Restate the listing below word for word, omitting any images.
[GIVEN ENTRIES start]
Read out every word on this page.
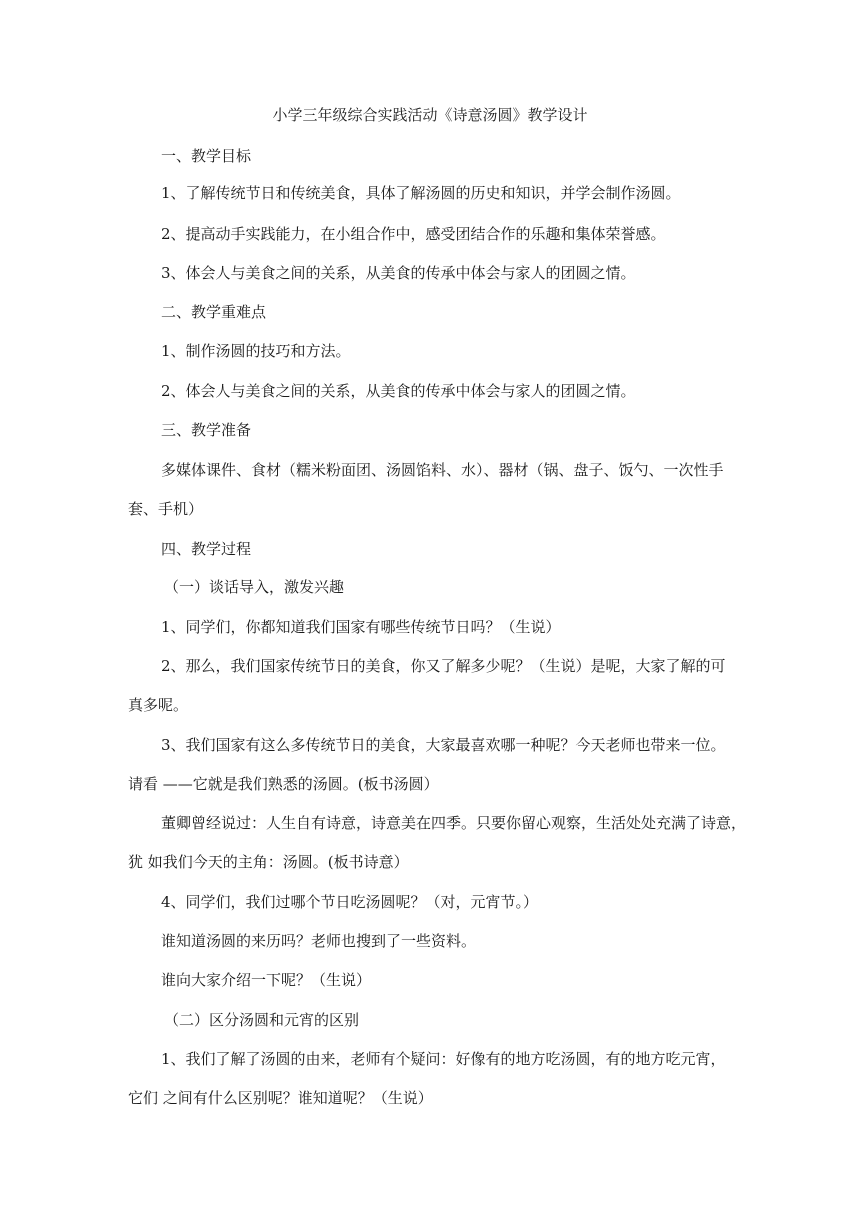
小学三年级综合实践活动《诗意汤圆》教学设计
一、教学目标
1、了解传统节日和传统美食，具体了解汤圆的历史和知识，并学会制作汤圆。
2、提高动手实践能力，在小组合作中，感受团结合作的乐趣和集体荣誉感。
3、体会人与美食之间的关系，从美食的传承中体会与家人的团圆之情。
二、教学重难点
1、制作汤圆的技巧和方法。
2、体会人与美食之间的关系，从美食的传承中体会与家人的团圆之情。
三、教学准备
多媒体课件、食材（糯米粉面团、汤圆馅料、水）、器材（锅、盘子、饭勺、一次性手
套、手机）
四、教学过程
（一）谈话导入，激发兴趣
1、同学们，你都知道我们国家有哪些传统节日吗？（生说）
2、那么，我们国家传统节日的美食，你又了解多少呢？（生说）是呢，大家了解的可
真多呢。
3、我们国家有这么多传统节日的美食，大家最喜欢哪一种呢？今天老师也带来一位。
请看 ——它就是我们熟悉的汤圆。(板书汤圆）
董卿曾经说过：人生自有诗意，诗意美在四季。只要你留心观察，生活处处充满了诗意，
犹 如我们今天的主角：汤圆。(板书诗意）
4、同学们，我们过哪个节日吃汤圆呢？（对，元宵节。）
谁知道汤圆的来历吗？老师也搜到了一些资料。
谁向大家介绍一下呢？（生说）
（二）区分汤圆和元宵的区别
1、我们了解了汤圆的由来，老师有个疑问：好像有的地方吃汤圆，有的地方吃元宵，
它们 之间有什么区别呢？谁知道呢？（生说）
[GIVEN ENTRIES end]
## RESULT OF THE TASK
Read out every word on this page.
小学三年级综合实践活动《诗意汤圆》教学设计
一、教学目标
1、了解传统节日和传统美食，具体了解汤圆的历史和知识，并学会制作汤圆。
2、提高动手实践能力，在小组合作中，感受团结合作的乐趣和集体荣誉感。
3、体会人与美食之间的关系，从美食的传承中体会与家人的团圆之情。
二、教学重难点
1、制作汤圆的技巧和方法。
2、体会人与美食之间的关系，从美食的传承中体会与家人的团圆之情。
三、教学准备
多媒体课件、食材（糯米粉面团、汤圆馅料、水）、器材（锅、盘子、饭勺、一次性手
套、手机）
四、教学过程
（一）谈话导入，激发兴趣
1、同学们，你都知道我们国家有哪些传统节日吗？（生说）
2、那么，我们国家传统节日的美食，你又了解多少呢？（生说）是呢，大家了解的可
真多呢。
3、我们国家有这么多传统节日的美食，大家最喜欢哪一种呢？今天老师也带来一位。
请看 ——它就是我们熟悉的汤圆。(板书汤圆）
董卿曾经说过：人生自有诗意，诗意美在四季。只要你留心观察，生活处处充满了诗意，
犹 如我们今天的主角：汤圆。(板书诗意）
4、同学们，我们过哪个节日吃汤圆呢？（对，元宵节。）
谁知道汤圆的来历吗？老师也搜到了一些资料。
谁向大家介绍一下呢？（生说）
（二）区分汤圆和元宵的区别
1、我们了解了汤圆的由来，老师有个疑问：好像有的地方吃汤圆，有的地方吃元宵，
它们 之间有什么区别呢？谁知道呢？（生说）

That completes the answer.